> Saved entries
[start]
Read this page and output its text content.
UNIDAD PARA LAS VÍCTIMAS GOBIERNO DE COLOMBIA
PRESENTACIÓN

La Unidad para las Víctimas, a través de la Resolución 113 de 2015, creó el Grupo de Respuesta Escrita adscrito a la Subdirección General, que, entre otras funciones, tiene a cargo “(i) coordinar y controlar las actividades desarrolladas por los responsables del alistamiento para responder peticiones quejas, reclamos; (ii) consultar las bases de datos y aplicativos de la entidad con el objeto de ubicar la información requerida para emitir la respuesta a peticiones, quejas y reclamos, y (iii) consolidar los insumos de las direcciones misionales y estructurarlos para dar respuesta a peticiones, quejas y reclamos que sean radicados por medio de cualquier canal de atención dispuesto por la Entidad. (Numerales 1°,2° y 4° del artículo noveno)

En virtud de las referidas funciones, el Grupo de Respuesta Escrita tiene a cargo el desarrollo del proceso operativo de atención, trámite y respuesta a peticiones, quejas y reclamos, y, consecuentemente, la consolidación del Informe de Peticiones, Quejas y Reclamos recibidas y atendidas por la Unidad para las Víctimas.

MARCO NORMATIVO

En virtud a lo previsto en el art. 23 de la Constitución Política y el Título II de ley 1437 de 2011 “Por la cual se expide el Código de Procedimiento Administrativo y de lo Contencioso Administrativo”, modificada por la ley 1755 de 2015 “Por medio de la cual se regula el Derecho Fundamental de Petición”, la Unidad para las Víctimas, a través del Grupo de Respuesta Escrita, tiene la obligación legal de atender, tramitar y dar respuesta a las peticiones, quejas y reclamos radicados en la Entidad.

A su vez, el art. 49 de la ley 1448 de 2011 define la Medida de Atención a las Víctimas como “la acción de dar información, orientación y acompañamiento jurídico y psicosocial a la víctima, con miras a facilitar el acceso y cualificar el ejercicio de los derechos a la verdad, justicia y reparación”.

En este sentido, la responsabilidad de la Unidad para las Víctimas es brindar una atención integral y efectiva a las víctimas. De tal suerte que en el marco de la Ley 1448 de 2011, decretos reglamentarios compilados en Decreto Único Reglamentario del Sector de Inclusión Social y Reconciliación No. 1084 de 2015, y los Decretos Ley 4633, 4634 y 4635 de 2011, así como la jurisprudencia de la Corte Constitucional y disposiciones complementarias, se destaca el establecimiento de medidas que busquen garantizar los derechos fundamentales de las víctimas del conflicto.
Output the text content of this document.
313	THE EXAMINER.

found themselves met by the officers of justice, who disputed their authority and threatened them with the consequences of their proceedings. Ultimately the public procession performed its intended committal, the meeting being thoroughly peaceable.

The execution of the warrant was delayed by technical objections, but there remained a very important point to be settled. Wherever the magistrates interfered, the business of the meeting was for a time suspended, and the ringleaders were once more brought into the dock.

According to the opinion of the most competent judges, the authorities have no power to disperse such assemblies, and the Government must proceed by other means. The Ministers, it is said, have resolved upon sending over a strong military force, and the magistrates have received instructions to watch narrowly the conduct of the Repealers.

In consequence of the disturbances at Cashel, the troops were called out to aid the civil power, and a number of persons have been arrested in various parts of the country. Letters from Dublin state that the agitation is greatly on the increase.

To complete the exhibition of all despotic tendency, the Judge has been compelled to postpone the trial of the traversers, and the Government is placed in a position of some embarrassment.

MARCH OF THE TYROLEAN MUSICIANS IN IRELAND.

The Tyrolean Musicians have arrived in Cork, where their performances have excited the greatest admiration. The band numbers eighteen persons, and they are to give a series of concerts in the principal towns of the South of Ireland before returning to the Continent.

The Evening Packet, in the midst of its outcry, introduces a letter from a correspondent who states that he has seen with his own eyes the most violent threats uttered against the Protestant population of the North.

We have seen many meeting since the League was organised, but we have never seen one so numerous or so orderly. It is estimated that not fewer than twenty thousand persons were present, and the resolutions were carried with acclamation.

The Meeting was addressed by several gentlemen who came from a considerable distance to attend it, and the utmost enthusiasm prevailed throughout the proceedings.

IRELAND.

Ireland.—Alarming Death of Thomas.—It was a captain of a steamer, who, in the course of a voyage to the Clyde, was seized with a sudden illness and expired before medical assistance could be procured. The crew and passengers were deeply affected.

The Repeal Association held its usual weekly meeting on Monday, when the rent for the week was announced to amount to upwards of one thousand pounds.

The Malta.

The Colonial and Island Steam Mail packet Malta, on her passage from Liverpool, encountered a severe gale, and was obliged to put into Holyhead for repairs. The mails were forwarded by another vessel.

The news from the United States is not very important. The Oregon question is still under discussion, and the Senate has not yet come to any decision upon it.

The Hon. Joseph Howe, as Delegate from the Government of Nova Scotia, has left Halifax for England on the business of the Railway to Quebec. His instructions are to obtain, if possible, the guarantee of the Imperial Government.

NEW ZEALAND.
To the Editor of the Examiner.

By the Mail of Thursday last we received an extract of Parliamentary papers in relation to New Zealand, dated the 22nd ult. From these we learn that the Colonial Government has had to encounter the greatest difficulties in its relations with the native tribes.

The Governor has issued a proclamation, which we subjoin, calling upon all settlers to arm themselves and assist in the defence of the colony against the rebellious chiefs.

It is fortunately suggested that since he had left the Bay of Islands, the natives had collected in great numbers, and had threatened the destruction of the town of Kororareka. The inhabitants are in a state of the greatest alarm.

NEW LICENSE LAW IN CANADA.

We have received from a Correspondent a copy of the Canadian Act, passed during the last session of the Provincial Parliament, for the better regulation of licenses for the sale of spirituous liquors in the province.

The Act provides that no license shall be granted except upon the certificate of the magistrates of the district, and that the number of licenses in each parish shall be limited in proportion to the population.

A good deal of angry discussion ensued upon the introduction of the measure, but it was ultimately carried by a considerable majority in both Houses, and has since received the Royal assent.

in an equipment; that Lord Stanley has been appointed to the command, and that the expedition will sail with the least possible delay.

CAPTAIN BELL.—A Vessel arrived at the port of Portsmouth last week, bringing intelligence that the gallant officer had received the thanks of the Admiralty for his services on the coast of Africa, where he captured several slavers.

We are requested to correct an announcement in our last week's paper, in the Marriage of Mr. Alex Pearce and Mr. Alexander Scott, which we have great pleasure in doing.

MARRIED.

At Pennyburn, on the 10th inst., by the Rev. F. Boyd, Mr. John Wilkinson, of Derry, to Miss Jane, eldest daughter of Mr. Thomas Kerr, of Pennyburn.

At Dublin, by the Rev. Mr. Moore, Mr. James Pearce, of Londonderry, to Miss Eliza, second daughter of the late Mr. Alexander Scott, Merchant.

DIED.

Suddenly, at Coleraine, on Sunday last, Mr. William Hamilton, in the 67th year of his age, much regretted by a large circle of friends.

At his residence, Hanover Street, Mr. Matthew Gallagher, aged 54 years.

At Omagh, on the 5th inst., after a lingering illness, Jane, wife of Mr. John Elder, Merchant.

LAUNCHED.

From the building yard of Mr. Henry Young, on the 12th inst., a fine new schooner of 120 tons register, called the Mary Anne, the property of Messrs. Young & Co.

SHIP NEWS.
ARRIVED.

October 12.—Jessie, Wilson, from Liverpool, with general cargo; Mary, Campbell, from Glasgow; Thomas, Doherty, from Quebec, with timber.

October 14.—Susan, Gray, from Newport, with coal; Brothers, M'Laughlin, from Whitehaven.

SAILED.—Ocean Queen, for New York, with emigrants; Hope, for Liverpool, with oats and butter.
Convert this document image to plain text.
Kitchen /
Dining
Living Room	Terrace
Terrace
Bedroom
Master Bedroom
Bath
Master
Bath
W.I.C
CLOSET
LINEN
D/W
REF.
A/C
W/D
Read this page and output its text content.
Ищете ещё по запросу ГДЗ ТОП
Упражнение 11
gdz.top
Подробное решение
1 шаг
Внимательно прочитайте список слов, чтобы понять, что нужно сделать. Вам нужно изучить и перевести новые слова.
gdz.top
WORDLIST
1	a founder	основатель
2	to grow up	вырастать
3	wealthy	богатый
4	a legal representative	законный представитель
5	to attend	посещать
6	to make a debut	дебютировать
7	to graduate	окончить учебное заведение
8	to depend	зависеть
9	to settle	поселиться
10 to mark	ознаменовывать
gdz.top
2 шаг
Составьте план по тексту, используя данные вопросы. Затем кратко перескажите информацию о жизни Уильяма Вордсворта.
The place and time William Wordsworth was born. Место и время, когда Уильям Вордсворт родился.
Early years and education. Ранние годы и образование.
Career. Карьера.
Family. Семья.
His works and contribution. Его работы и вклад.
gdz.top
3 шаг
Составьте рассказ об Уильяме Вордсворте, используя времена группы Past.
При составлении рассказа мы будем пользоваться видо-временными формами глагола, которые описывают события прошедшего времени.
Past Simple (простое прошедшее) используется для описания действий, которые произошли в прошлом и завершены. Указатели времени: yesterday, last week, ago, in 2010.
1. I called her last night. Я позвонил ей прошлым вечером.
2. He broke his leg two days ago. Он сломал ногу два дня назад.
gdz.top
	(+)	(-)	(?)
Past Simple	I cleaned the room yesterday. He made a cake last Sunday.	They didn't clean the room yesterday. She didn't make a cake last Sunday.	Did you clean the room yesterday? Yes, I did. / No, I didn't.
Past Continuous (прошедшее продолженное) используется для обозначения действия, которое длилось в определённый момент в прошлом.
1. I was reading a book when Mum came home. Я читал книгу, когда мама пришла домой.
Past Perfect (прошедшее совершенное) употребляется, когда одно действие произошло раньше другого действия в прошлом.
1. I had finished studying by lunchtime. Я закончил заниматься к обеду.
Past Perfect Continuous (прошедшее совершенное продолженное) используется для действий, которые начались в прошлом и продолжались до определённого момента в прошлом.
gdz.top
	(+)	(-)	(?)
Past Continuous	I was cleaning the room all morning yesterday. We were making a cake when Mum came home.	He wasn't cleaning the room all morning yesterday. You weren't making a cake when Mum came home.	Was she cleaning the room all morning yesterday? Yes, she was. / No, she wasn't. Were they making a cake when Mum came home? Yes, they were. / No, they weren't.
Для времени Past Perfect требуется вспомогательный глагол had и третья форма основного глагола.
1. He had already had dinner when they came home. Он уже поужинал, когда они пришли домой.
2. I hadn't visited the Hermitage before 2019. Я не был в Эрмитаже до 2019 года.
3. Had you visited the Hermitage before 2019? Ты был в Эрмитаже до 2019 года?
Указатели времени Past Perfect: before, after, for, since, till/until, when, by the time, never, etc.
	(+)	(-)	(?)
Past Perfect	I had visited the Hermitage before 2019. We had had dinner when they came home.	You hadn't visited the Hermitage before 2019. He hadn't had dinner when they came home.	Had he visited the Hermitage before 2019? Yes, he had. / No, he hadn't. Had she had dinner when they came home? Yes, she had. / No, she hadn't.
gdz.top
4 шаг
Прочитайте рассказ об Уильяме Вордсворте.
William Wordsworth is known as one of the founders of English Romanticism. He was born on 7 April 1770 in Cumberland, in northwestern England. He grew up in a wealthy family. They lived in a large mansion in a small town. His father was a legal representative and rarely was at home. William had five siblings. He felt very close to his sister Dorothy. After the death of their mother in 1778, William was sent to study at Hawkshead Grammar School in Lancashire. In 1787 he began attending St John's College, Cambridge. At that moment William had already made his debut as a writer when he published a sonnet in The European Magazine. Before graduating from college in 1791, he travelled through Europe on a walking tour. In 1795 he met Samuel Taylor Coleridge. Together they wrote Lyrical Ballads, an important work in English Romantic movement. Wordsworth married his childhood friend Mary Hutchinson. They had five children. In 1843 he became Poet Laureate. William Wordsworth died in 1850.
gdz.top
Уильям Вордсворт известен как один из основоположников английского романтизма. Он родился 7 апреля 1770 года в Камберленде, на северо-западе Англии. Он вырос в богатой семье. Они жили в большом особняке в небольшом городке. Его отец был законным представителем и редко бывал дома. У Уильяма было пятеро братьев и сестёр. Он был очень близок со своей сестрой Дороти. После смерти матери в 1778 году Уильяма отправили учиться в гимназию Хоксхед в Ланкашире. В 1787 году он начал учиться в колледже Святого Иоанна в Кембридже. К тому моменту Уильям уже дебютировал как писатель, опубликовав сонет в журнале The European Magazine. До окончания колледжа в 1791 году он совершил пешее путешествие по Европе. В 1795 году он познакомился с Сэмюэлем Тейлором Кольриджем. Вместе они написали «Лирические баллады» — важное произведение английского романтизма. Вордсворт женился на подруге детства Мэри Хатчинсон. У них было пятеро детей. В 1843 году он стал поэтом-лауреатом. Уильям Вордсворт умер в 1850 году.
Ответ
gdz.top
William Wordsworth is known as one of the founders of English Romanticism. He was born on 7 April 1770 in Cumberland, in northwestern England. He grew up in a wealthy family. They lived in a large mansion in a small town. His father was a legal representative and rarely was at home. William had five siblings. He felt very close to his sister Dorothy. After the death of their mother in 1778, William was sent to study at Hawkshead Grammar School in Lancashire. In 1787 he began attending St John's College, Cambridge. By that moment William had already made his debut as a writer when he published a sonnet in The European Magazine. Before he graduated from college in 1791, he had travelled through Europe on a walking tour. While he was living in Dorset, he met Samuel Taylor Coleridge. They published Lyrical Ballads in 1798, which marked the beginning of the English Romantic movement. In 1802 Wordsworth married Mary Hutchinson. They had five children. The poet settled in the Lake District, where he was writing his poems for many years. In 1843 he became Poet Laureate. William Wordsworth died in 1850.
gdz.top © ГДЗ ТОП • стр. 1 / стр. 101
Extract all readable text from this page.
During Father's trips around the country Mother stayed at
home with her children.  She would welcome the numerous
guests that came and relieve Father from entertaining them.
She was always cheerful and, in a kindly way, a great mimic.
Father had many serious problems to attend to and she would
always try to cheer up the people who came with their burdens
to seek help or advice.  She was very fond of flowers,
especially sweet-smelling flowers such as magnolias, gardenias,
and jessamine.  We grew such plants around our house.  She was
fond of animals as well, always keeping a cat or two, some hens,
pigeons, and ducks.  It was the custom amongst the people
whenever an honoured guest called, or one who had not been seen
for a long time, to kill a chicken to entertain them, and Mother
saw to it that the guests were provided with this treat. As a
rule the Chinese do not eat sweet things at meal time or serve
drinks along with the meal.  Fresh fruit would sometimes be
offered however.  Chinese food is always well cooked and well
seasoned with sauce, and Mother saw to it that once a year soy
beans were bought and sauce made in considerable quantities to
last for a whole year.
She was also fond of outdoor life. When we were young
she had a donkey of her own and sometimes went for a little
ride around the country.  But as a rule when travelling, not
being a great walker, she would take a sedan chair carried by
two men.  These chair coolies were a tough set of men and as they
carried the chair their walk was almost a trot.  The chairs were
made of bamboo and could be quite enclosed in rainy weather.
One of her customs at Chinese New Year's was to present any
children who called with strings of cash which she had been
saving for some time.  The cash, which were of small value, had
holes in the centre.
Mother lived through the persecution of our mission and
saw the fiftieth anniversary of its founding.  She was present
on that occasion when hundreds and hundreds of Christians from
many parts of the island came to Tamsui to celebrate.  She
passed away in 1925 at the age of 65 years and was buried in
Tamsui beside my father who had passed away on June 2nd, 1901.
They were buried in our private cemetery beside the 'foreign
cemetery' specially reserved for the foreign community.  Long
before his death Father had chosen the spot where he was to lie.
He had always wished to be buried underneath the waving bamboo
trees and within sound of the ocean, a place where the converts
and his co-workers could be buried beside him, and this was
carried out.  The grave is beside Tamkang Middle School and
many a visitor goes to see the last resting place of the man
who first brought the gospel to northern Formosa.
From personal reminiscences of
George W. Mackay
[end]
> Problem requirements
How many lines in these records hold the string "Вордсворте"? Reply with the number alone.

> Result below
2